╔══
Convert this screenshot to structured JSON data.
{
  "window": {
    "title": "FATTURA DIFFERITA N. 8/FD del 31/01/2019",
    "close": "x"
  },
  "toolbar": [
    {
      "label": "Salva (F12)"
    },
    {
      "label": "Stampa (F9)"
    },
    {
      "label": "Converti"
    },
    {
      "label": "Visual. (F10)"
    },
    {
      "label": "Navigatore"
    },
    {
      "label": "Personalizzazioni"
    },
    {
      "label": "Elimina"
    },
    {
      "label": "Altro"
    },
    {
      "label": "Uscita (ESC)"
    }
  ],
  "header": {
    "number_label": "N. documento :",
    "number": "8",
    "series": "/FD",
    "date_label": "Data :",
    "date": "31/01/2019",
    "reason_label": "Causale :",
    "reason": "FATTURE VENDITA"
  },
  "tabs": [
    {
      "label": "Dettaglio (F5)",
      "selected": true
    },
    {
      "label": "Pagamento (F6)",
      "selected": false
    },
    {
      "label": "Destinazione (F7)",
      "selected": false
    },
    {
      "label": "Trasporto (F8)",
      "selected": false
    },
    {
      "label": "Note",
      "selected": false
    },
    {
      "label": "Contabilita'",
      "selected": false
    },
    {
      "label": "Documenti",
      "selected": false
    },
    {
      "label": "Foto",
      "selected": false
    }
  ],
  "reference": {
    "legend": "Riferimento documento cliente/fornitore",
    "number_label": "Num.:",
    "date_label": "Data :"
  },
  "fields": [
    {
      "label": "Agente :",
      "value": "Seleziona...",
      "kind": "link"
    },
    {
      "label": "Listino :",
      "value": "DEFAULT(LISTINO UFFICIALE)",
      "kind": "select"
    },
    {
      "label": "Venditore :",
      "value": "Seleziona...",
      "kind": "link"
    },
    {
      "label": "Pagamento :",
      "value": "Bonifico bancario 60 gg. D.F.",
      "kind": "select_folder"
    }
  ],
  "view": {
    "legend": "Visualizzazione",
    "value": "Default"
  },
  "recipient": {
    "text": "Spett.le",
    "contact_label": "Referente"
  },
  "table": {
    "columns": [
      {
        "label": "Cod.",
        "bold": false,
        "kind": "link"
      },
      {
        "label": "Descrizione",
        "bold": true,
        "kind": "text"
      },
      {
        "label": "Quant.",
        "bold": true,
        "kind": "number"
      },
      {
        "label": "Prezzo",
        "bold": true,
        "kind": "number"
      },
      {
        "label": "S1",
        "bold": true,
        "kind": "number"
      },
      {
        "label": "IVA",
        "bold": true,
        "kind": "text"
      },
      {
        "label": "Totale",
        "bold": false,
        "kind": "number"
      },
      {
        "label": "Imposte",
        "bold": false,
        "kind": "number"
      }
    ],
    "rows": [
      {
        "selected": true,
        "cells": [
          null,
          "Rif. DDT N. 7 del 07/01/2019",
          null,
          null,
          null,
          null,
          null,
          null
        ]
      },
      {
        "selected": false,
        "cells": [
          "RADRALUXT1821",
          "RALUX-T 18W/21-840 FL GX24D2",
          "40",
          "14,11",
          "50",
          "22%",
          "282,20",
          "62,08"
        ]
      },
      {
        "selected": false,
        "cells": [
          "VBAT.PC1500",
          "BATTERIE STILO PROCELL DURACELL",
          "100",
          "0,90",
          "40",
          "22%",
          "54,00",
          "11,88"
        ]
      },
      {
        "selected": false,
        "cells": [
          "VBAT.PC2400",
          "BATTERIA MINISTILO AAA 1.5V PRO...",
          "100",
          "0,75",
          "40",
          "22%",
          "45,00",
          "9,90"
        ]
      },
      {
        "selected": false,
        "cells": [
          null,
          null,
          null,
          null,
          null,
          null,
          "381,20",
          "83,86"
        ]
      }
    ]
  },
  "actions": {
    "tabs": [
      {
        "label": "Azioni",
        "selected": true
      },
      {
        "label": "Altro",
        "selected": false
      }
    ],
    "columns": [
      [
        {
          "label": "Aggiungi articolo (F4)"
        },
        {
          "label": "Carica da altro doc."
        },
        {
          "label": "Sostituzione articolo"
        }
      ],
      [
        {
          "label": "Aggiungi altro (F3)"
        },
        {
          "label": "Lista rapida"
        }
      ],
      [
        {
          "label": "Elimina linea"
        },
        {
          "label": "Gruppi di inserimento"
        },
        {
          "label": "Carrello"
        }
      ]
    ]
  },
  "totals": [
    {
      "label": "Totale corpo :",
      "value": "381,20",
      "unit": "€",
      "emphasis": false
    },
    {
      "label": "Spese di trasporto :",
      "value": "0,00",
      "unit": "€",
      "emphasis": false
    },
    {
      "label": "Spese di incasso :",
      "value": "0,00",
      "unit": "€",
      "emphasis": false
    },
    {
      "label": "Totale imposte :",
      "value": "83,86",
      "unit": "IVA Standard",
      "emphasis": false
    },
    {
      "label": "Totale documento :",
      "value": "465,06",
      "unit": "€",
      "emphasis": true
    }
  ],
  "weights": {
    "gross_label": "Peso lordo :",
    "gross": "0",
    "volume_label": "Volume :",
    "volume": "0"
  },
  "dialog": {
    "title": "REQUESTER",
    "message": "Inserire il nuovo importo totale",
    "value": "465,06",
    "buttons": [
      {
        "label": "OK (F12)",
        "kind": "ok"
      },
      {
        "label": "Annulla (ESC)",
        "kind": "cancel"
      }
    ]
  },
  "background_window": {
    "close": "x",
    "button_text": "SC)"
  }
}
╚══
[REQUIREMENTS] Output the entries verbatim.

[RIGHT ANSWER]
Convert this screenshot to structured JSON data.
{
  "window": {
    "title": "FATTURA DIFFERITA N. 8/FD del 31/01/2019",
    "close": "x"
  },
  "toolbar": [
    {
      "label": "Salva (F12)"
    },
    {
      "label": "Stampa (F9)"
    },
    {
      "label": "Converti"
    },
    {
      "label": "Visual. (F10)"
    },
    {
      "label": "Navigatore"
    },
    {
      "label": "Personalizzazioni"
    },
    {
      "label": "Elimina"
    },
    {
      "label": "Altro"
    },
    {
      "label": "Uscita (ESC)"
    }
  ],
  "header": {
    "number_label": "N. documento :",
    "number": "8",
    "series": "/FD",
    "date_label": "Data :",
    "date": "31/01/2019",
    "reason_label": "Causale :",
    "reason": "FATTURE VENDITA"
  },
  "tabs": [
    {
      "label": "Dettaglio (F5)",
      "selected": true
    },
    {
      "label": "Pagamento (F6)",
      "selected": false
    },
    {
      "label": "Destinazione (F7)",
      "selected": false
    },
    {
      "label": "Trasporto (F8)",
      "selected": false
    },
    {
      "label": "Note",
      "selected": false
    },
    {
      "label": "Contabilita'",
      "selected": false
    },
    {
      "label": "Documenti",
      "selected": false
    },
    {
      "label": "Foto",
      "selected": false
    }
  ],
  "reference": {
    "legend": "Riferimento documento cliente/fornitore",
    "number_label": "Num.:",
    "date_label": "Data :"
  },
  "fields": [
    {
      "label": "Agente :",
      "value": "Seleziona...",
      "kind": "link"
    },
    {
      "label": "Listino :",
      "value": "DEFAULT(LISTINO UFFICIALE)",
      "kind": "select"
    },
    {
      "label": "Venditore :",
      "value": "Seleziona...",
      "kind": "link"
    },
    {
      "label": "Pagamento :",
      "value": "Bonifico bancario 60 gg. D.F.",
      "kind": "select_folder"
    }
  ],
  "view": {
    "legend": "Visualizzazione",
    "value": "Default"
  },
  "recipient": {
    "text": "Spett.le",
    "contact_label": "Referente"
  },
  "table": {
    "columns": [
      {
        "label": "Cod.",
        "bold": false,
        "kind": "link"
      },
      {
        "label": "Descrizione",
        "bold": true,
        "kind": "text"
      },
      {
        "label": "Quant.",
        "bold": true,
        "kind": "number"
      },
      {
        "label": "Prezzo",
        "bold": true,
        "kind": "number"
      },
      {
        "label": "S1",
        "bold": true,
        "kind": "number"
      },
      {
        "label": "IVA",
        "bold": true,
        "kind": "text"
      },
      {
        "label": "Totale",
        "bold": false,
        "kind": "number"
      },
      {
        "label": "Imposte",
        "bold": false,
        "kind": "number"
      }
    ],
    "rows": [
      {
        "selected": true,
        "cells": [
          null,
          "Rif. DDT N. 7 del 07/01/2019",
          null,
          null,
          null,
          null,
          null,
          null
        ]
      },
      {
        "selected": false,
        "cells": [
          "RADRALUXT1821",
          "RALUX-T 18W/21-840 FL GX24D2",
          "40",
          "14,11",
          "50",
          "22%",
          "282,20",
          "62,08"
        ]
      },
      {
        "selected": false,
        "cells": [
          "VBAT.PC1500",
          "BATTERIE STILO PROCELL DURACELL",
          "100",
          "0,90",
          "40",
          "22%",
          "54,00",
          "11,88"
        ]
      },
      {
        "selected": false,
        "cells": [
          "VBAT.PC2400",
          "BATTERIA MINISTILO AAA 1.5V PRO...",
          "100",
          "0,75",
          "40",
          "22%",
          "45,00",
          "9,90"
        ]
      },
      {
        "selected": false,
        "cells": [
          null,
          null,
          null,
          null,
          null,
          null,
          "381,20",
          "83,86"
        ]
      }
    ]
  },
  "actions": {
    "tabs": [
      {
        "label": "Azioni",
        "selected": true
      },
      {
        "label": "Altro",
        "selected": false
      }
    ],
    "columns": [
      [
        {
          "label": "Aggiungi articolo (F4)"
        },
        {
          "label": "Carica da altro doc."
        },
        {
          "label": "Sostituzione articolo"
        }
      ],
      [
        {
          "label": "Aggiungi altro (F3)"
        },
        {
          "label": "Lista rapida"
        }
      ],
      [
        {
          "label": "Elimina linea"
        },
        {
          "label": "Gruppi di inserimento"
        },
        {
          "label": "Carrello"
        }
      ]
    ]
  },
  "totals": [
    {
      "label": "Totale corpo :",
      "value": "381,20",
      "unit": "€",
      "emphasis": false
    },
    {
      "label": "Spese di trasporto :",
      "value": "0,00",
      "unit": "€",
      "emphasis": false
    },
    {
      "label": "Spese di incasso :",
      "value": "0,00",
      "unit": "€",
      "emphasis": false
    },
    {
      "label": "Totale imposte :",
      "value": "83,86",
      "unit": "IVA Standard",
      "emphasis": false
    },
    {
      "label": "Totale documento :",
      "value": "465,06",
      "unit": "€",
      "emphasis": true
    }
  ],
  "weights": {
    "gross_label": "Peso lordo :",
    "gross": "0",
    "volume_label": "Volume :",
    "volume": "0"
  },
  "dialog": {
    "title": "REQUESTER",
    "message": "Inserire il nuovo importo totale",
    "value": "465,06",
    "buttons": [
      {
        "label": "OK (F12)",
        "kind": "ok"
      },
      {
        "label": "Annulla (ESC)",
        "kind": "cancel"
      }
    ]
  },
  "background_window": {
    "close": "x",
    "button_text": "SC)"
  }
}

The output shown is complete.